• [Aim of the exercise]:
Give a verbatim quotation of every record.

.....

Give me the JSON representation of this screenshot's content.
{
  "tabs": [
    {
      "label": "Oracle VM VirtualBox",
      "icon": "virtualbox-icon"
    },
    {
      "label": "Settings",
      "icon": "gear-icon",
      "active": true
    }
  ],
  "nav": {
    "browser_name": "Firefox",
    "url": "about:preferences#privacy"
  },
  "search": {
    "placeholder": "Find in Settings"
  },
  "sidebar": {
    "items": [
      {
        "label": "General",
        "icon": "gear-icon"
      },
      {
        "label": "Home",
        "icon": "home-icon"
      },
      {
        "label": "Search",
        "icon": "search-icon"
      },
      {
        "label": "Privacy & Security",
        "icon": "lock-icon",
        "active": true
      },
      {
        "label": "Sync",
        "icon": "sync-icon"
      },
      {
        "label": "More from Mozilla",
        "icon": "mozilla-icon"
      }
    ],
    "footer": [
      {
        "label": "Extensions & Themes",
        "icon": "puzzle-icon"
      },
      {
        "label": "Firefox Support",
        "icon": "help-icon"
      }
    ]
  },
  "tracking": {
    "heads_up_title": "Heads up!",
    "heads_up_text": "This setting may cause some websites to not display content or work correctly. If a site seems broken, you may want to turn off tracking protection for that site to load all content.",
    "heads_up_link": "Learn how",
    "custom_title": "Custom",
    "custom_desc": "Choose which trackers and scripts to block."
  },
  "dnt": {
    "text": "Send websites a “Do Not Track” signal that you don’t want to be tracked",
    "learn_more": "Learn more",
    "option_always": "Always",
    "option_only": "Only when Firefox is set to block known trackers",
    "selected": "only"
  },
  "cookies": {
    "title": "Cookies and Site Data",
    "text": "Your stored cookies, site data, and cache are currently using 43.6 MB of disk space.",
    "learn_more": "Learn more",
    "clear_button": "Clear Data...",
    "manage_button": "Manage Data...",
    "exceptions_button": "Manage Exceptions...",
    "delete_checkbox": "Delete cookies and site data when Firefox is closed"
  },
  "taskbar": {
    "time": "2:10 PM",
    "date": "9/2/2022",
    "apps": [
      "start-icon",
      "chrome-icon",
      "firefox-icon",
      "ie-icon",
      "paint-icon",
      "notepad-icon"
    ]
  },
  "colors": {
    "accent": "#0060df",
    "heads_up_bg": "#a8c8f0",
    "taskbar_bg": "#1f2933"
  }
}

.....

• [Full answer]:
Give me the JSON representation of this screenshot's content.
{
  "tabs": [
    {
      "label": "Oracle VM VirtualBox",
      "icon": "virtualbox-icon"
    },
    {
      "label": "Settings",
      "icon": "gear-icon",
      "active": true
    }
  ],
  "nav": {
    "browser_name": "Firefox",
    "url": "about:preferences#privacy"
  },
  "search": {
    "placeholder": "Find in Settings"
  },
  "sidebar": {
    "items": [
      {
        "label": "General",
        "icon": "gear-icon"
      },
      {
        "label": "Home",
        "icon": "home-icon"
      },
      {
        "label": "Search",
        "icon": "search-icon"
      },
      {
        "label": "Privacy & Security",
        "icon": "lock-icon",
        "active": true
      },
      {
        "label": "Sync",
        "icon": "sync-icon"
      },
      {
        "label": "More from Mozilla",
        "icon": "mozilla-icon"
      }
    ],
    "footer": [
      {
        "label": "Extensions & Themes",
        "icon": "puzzle-icon"
      },
      {
        "label": "Firefox Support",
        "icon": "help-icon"
      }
    ]
  },
  "tracking": {
    "heads_up_title": "Heads up!",
    "heads_up_text": "This setting may cause some websites to not display content or work correctly. If a site seems broken, you may want to turn off tracking protection for that site to load all content.",
    "heads_up_link": "Learn how",
    "custom_title": "Custom",
    "custom_desc": "Choose which trackers and scripts to block."
  },
  "dnt": {
    "text": "Send websites a “Do Not Track” signal that you don’t want to be tracked",
    "learn_more": "Learn more",
    "option_always": "Always",
    "option_only": "Only when Firefox is set to block known trackers",
    "selected": "only"
  },
  "cookies": {
    "title": "Cookies and Site Data",
    "text": "Your stored cookies, site data, and cache are currently using 43.6 MB of disk space.",
    "learn_more": "Learn more",
    "clear_button": "Clear Data...",
    "manage_button": "Manage Data...",
    "exceptions_button": "Manage Exceptions...",
    "delete_checkbox": "Delete cookies and site data when Firefox is closed"
  },
  "taskbar": {
    "time": "2:10 PM",
    "date": "9/2/2022",
    "apps": [
      "start-icon",
      "chrome-icon",
      "firefox-icon",
      "ie-icon",
      "paint-icon",
      "notepad-icon"
    ]
  },
  "colors": {
    "accent": "#0060df",
    "heads_up_bg": "#a8c8f0",
    "taskbar_bg": "#1f2933"
  }
}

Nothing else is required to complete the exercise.